From the entries below, copy out every line with "Aktive" in it.

#### DATASET ENTRIES
::::::::::

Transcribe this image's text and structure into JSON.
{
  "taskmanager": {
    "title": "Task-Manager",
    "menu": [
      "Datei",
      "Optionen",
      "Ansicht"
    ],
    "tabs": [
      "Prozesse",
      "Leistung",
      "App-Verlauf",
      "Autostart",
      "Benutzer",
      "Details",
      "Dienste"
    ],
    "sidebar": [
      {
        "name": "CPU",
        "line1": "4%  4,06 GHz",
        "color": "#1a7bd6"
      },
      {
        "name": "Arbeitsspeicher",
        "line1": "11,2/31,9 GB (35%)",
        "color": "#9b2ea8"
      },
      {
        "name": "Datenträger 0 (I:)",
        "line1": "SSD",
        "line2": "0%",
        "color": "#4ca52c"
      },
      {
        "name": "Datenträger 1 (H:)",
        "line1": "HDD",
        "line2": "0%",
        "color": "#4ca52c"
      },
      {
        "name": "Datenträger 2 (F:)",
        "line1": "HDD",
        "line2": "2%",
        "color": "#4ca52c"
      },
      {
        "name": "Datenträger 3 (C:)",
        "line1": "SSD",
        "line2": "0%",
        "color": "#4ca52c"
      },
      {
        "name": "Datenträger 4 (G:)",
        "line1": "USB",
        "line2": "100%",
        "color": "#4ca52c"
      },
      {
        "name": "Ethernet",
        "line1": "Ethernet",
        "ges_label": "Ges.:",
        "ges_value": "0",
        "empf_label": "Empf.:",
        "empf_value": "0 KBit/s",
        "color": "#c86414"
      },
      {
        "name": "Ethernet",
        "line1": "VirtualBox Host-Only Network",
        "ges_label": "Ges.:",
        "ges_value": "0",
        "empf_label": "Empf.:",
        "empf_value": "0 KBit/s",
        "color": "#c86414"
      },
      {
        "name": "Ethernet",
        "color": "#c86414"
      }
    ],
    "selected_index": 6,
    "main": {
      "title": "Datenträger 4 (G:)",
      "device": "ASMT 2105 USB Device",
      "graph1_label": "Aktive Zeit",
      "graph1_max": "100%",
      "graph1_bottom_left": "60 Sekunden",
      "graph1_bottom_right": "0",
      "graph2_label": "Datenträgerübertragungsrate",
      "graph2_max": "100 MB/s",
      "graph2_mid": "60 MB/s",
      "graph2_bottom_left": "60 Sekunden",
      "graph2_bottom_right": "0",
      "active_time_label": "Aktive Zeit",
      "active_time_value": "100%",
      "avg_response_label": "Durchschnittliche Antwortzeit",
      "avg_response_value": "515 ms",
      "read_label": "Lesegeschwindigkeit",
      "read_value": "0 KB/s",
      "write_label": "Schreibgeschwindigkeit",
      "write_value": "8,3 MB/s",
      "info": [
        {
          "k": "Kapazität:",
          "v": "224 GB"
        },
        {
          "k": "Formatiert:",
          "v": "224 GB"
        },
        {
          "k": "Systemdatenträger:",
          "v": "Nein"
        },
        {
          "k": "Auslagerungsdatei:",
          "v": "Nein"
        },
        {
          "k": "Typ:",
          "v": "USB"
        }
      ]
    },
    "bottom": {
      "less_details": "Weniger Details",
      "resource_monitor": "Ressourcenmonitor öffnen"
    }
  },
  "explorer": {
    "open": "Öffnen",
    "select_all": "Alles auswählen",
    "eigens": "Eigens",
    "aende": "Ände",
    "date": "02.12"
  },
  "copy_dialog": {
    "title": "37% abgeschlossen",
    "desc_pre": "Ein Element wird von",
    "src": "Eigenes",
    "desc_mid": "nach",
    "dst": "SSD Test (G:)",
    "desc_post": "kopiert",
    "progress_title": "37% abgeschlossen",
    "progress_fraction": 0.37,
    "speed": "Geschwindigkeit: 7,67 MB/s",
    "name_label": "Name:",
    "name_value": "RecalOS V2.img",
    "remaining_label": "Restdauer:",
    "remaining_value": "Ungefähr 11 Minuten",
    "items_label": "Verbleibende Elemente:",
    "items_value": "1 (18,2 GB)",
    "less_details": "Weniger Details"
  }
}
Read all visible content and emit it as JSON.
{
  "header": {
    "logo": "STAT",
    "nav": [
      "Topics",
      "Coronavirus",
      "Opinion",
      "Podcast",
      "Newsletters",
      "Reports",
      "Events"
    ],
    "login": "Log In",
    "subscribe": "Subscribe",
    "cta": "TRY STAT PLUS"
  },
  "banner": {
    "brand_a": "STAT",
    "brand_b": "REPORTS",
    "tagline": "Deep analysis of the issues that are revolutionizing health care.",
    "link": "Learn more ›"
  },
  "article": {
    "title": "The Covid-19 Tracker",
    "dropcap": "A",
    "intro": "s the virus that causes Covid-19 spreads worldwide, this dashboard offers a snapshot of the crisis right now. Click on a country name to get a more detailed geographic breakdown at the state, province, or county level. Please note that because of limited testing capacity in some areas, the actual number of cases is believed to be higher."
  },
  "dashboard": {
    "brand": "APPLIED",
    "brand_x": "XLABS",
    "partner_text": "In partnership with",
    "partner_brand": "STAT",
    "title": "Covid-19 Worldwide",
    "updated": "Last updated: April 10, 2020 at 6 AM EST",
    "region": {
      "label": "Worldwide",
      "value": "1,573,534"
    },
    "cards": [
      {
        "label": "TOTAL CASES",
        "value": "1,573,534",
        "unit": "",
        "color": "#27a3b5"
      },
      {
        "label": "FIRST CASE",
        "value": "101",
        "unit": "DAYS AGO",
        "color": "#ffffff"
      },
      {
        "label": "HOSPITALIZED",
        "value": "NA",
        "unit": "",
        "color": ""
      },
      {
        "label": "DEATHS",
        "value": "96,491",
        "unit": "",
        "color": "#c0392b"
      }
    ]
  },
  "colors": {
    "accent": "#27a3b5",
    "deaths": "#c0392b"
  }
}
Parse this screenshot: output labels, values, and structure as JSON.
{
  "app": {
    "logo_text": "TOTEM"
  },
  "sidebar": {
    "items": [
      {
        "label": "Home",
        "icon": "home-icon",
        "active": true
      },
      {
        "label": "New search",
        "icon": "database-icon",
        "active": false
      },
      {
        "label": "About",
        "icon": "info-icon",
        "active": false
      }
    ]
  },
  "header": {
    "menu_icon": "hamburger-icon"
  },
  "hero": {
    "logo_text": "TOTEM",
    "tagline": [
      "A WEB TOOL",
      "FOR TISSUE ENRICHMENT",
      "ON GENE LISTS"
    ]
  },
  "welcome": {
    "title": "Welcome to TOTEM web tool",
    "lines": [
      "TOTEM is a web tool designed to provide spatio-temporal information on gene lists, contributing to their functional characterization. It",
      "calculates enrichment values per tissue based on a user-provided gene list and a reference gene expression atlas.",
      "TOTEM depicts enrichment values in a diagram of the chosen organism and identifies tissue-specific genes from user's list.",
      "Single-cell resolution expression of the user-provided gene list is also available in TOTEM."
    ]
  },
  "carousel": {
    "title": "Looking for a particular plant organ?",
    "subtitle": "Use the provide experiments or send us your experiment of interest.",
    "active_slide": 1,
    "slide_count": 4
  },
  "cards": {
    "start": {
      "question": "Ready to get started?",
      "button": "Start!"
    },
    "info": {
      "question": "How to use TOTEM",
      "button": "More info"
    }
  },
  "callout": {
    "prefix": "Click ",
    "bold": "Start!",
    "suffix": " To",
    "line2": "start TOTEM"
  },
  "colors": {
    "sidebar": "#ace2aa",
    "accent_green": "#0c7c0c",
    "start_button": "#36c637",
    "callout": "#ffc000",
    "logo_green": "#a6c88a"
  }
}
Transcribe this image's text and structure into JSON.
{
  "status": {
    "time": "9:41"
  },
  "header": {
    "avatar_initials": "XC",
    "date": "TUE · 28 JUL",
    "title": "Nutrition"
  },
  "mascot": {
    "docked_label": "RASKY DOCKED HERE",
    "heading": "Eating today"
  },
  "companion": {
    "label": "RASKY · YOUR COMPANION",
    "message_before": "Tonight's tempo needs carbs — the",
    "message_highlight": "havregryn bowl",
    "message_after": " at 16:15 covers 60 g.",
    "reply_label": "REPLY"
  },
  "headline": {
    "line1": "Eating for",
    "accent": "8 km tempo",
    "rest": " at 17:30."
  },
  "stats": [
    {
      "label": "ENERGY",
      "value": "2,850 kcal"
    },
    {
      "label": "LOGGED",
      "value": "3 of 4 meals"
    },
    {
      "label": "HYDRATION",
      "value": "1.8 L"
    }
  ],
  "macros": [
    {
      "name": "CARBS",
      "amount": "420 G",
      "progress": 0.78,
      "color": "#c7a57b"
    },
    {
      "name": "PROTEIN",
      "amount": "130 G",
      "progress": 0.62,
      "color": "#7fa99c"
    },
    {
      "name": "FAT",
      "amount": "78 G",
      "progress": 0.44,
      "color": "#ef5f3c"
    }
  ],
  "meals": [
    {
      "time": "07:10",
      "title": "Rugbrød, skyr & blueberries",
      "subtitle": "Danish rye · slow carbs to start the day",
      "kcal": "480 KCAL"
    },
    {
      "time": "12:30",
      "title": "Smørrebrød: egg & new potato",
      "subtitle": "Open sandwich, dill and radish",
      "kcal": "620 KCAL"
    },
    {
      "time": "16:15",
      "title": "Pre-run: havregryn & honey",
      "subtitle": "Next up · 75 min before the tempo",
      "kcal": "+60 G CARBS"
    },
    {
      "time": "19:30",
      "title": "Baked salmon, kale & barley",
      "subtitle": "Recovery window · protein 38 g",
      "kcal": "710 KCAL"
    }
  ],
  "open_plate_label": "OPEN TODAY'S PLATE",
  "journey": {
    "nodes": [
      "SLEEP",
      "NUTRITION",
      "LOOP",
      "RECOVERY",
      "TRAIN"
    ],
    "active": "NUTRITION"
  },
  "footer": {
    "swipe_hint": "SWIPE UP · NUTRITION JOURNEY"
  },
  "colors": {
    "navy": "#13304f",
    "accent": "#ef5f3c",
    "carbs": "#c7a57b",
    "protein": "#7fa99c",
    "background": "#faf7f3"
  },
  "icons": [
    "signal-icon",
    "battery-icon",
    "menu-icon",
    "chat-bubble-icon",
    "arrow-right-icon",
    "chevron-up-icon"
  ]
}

::::::::::

#### YOUR RESPONSE
      "graph1_label": "Aktive Zeit",
      "active_time_label": "Aktive Zeit",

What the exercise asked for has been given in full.